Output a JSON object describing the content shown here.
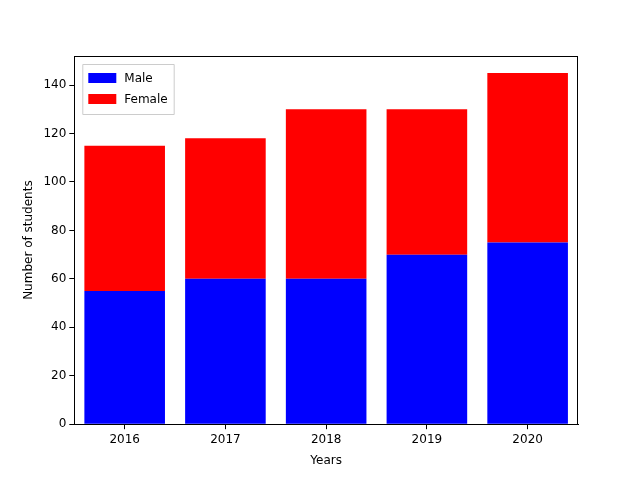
{
  "chart_data": {
    "type": "bar",
    "stacked": true,
    "x_label": "Years",
    "y_label": "Number of students",
    "categories": [
      "2016",
      "2017",
      "2018",
      "2019",
      "2020"
    ],
    "series": [
      {
        "name": "Male",
        "color": "#0000ff",
        "values": [
          55,
          60,
          60,
          70,
          75
        ]
      },
      {
        "name": "Female",
        "color": "#ff0000",
        "values": [
          60,
          58,
          70,
          60,
          70
        ]
      }
    ],
    "ylim": [
      0,
      152
    ],
    "yticks": [
      0,
      20,
      40,
      60,
      80,
      100,
      120,
      140
    ],
    "grid": false,
    "legend": "upper left"
  }
}
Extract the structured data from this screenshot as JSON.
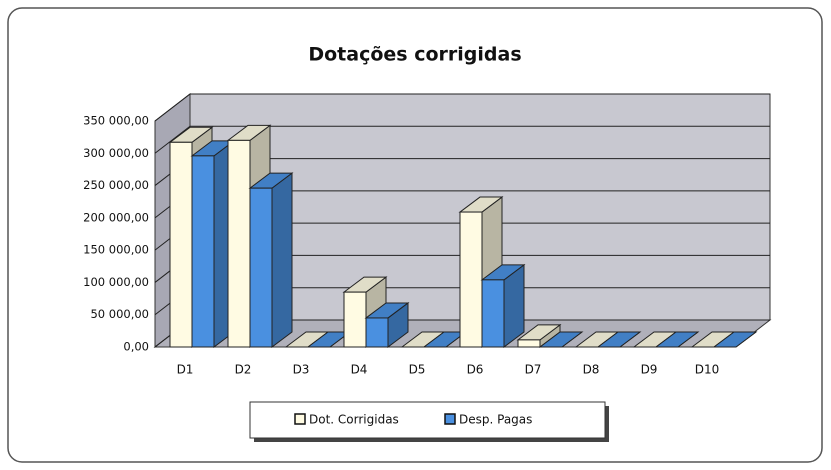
{
  "chart_data": {
    "type": "bar3d",
    "title": "Dotações corrigidas",
    "categories": [
      "D1",
      "D2",
      "D3",
      "D4",
      "D5",
      "D6",
      "D7",
      "D8",
      "D9",
      "D10"
    ],
    "series": [
      {
        "name": "Dot. Corrigidas",
        "color": "#fffbe3",
        "values": [
          317000,
          320000,
          0,
          85000,
          0,
          209000,
          11000,
          0,
          0,
          0
        ]
      },
      {
        "name": "Desp. Pagas",
        "color": "#4a90e0",
        "values": [
          296000,
          246000,
          0,
          45000,
          0,
          104000,
          0,
          0,
          0,
          0
        ]
      }
    ],
    "ylim": [
      0,
      350000
    ],
    "yticks": [
      {
        "value": 0,
        "label": "0,00"
      },
      {
        "value": 50000,
        "label": "50 000,00"
      },
      {
        "value": 100000,
        "label": "100 000,00"
      },
      {
        "value": 150000,
        "label": "150 000,00"
      },
      {
        "value": 200000,
        "label": "200 000,00"
      },
      {
        "value": 250000,
        "label": "250 000,00"
      },
      {
        "value": 300000,
        "label": "300 000,00"
      },
      {
        "value": 350000,
        "label": "350 000,00"
      }
    ],
    "grid": true,
    "legend": "bottom"
  }
}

——

• WHAT YOU HAVE TO DO
Copy out all the records exactly, excluding pictures.

• ANSWER TO THIS PROBLEM
Output a JSON object describing the content shown here.
{
  "chart_data": {
    "type": "bar",
    "stacked": true,
    "x_label": "Years",
    "y_label": "Number of students",
    "categories": [
      "2016",
      "2017",
      "2018",
      "2019",
      "2020"
    ],
    "series": [
      {
        "name": "Male",
        "color": "#0000ff",
        "values": [
          55,
          60,
          60,
          70,
          75
        ]
      },
      {
        "name": "Female",
        "color": "#ff0000",
        "values": [
          60,
          58,
          70,
          60,
          70
        ]
      }
    ],
    "ylim": [
      0,
      152
    ],
    "yticks": [
      0,
      20,
      40,
      60,
      80,
      100,
      120,
      140
    ],
    "grid": false,
    "legend": "upper left"
  }
}
Extract the structured data from this screenshot as JSON.
{
  "chart_data": {
    "type": "bar3d",
    "title": "Dotações corrigidas",
    "categories": [
      "D1",
      "D2",
      "D3",
      "D4",
      "D5",
      "D6",
      "D7",
      "D8",
      "D9",
      "D10"
    ],
    "series": [
      {
        "name": "Dot. Corrigidas",
        "color": "#fffbe3",
        "values": [
          317000,
          320000,
          0,
          85000,
          0,
          209000,
          11000,
          0,
          0,
          0
        ]
      },
      {
        "name": "Desp. Pagas",
        "color": "#4a90e0",
        "values": [
          296000,
          246000,
          0,
          45000,
          0,
          104000,
          0,
          0,
          0,
          0
        ]
      }
    ],
    "ylim": [
      0,
      350000
    ],
    "yticks": [
      {
        "value": 0,
        "label": "0,00"
      },
      {
        "value": 50000,
        "label": "50 000,00"
      },
      {
        "value": 100000,
        "label": "100 000,00"
      },
      {
        "value": 150000,
        "label": "150 000,00"
      },
      {
        "value": 200000,
        "label": "200 000,00"
      },
      {
        "value": 250000,
        "label": "250 000,00"
      },
      {
        "value": 300000,
        "label": "300 000,00"
      },
      {
        "value": 350000,
        "label": "350 000,00"
      }
    ],
    "grid": true,
    "legend": "bottom"
  }
}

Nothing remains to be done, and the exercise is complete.